Brief:
Put each nonblank line of the rows below into a Markdown table with two columns: Number holds the line's position, and Line holds its text.

Supplied material:
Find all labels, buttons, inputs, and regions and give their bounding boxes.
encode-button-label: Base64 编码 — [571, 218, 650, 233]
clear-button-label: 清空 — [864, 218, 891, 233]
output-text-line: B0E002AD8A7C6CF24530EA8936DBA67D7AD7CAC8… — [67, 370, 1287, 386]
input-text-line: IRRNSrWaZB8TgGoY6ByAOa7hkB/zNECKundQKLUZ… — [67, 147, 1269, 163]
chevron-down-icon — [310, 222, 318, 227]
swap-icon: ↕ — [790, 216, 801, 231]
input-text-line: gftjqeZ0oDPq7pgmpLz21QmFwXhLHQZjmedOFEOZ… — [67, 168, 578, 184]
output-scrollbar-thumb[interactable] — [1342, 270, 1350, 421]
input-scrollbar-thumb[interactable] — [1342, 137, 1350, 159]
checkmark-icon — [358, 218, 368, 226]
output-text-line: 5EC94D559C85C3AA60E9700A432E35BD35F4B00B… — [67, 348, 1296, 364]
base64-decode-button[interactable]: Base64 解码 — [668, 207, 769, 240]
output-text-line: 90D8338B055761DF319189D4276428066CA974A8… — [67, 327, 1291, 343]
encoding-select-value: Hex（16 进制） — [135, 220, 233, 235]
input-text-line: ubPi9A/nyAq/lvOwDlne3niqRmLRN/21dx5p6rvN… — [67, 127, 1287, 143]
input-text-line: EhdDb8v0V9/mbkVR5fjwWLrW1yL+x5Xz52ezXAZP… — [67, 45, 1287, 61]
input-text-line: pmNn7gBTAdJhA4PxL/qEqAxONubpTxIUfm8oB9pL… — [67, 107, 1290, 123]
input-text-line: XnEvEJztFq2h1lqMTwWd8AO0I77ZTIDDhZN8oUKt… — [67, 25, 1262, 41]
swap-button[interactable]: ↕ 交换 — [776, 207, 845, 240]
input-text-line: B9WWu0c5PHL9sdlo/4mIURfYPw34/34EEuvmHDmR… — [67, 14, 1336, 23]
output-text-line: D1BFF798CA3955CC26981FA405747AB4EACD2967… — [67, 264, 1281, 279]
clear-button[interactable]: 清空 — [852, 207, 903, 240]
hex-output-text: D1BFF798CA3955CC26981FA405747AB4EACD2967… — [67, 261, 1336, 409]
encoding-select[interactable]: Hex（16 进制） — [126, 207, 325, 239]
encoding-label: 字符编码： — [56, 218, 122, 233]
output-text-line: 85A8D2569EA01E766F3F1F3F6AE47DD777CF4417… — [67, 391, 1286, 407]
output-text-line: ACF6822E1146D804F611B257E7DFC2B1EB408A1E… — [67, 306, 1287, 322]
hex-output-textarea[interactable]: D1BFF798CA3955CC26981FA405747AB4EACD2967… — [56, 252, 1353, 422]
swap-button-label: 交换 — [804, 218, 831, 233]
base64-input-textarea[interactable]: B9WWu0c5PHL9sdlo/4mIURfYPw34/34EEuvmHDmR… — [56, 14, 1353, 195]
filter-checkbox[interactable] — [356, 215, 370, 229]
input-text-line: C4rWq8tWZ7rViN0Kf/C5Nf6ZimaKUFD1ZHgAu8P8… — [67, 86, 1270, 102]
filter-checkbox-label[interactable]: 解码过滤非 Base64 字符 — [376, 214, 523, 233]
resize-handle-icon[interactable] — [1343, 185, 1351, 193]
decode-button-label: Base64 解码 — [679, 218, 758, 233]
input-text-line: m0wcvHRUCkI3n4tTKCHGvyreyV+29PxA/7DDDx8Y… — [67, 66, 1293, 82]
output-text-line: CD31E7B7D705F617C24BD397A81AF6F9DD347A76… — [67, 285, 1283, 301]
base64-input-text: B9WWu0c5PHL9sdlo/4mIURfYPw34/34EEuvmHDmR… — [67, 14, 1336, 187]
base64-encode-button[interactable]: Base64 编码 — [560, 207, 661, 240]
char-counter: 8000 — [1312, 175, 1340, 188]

Result of the task:
| Number | Line |
|---|---|
| 1 | Find all labels, buttons, inputs, and regions and give their bounding boxes. |
| 2 | encode-button-label: Base64 编码 — [571, 218, 650, 233] |
| 3 | clear-button-label: 清空 — [864, 218, 891, 233] |
| 4 | output-text-line: B0E002AD8A7C6CF24530EA8936DBA67D7AD7CAC8… — [67, 370, 1287, 386] |
| 5 | input-text-line: IRRNSrWaZB8TgGoY6ByAOa7hkB/zNECKundQKLUZ… — [67, 147, 1269, 163] |
| 6 | chevron-down-icon — [310, 222, 318, 227] |
| 7 | swap-icon: ↕ — [790, 216, 801, 231] |
| 8 | input-text-line: gftjqeZ0oDPq7pgmpLz21QmFwXhLHQZjmedOFEOZ… — [67, 168, 578, 184] |
| 9 | output-scrollbar-thumb[interactable] — [1342, 270, 1350, 421] |
| 10 | input-scrollbar-thumb[interactable] — [1342, 137, 1350, 159] |
| 11 | checkmark-icon — [358, 218, 368, 226] |
| 12 | output-text-line: 5EC94D559C85C3AA60E9700A432E35BD35F4B00B… — [67, 348, 1296, 364] |
| 13 | base64-decode-button[interactable]: Base64 解码 — [668, 207, 769, 240] |
| 14 | output-text-line: 90D8338B055761DF319189D4276428066CA974A8… — [67, 327, 1291, 343] |
| 15 | encoding-select-value: Hex（16 进制） — [135, 220, 233, 235] |
| 16 | input-text-line: ubPi9A/nyAq/lvOwDlne3niqRmLRN/21dx5p6rvN… — [67, 127, 1287, 143] |
| 17 | input-text-line: EhdDb8v0V9/mbkVR5fjwWLrW1yL+x5Xz52ezXAZP… — [67, 45, 1287, 61] |
| 18 | input-text-line: pmNn7gBTAdJhA4PxL/qEqAxONubpTxIUfm8oB9pL… — [67, 107, 1290, 123] |
| 19 | input-text-line: XnEvEJztFq2h1lqMTwWd8AO0I77ZTIDDhZN8oUKt… — [67, 25, 1262, 41] |
| 20 | swap-button[interactable]: ↕ 交换 — [776, 207, 845, 240] |
| 21 | input-text-line: B9WWu0c5PHL9sdlo/4mIURfYPw34/34EEuvmHDmR… — [67, 14, 1336, 23] |
| 22 | output-text-line: D1BFF798CA3955CC26981FA405747AB4EACD2967… — [67, 264, 1281, 279] |
| 23 | clear-button[interactable]: 清空 — [852, 207, 903, 240] |
| 24 | hex-output-text: D1BFF798CA3955CC26981FA405747AB4EACD2967… — [67, 261, 1336, 409] |
| 25 | encoding-select[interactable]: Hex（16 进制） — [126, 207, 325, 239] |
| 26 | encoding-label: 字符编码： — [56, 218, 122, 233] |
| 27 | output-text-line: 85A8D2569EA01E766F3F1F3F6AE47DD777CF4417… — [67, 391, 1286, 407] |
| 28 | output-text-line: ACF6822E1146D804F611B257E7DFC2B1EB408A1E… — [67, 306, 1287, 322] |
| 29 | hex-output-textarea[interactable]: D1BFF798CA3955CC26981FA405747AB4EACD2967… — [56, 252, 1353, 422] |
| 30 | swap-button-label: 交换 — [804, 218, 831, 233] |
| 31 | base64-input-textarea[interactable]: B9WWu0c5PHL9sdlo/4mIURfYPw34/34EEuvmHDmR… — [56, 14, 1353, 195] |
| 32 | filter-checkbox[interactable] — [356, 215, 370, 229] |
| 33 | input-text-line: C4rWq8tWZ7rViN0Kf/C5Nf6ZimaKUFD1ZHgAu8P8… — [67, 86, 1270, 102] |
| 34 | filter-checkbox-label[interactable]: 解码过滤非 Base64 字符 — [376, 214, 523, 233] |
| 35 | resize-handle-icon[interactable] — [1343, 185, 1351, 193] |
| 36 | decode-button-label: Base64 解码 — [679, 218, 758, 233] |
| 37 | input-text-line: m0wcvHRUCkI3n4tTKCHGvyreyV+29PxA/7DDDx8Y… — [67, 66, 1293, 82] |
| 38 | output-text-line: CD31E7B7D705F617C24BD397A81AF6F9DD347A76… — [67, 285, 1283, 301] |
| 39 | base64-input-text: B9WWu0c5PHL9sdlo/4mIURfYPw34/34EEuvmHDmR… — [67, 14, 1336, 187] |
| 40 | base64-encode-button[interactable]: Base64 编码 — [560, 207, 661, 240] |
| 41 | char-counter: 8000 — [1312, 175, 1340, 188] |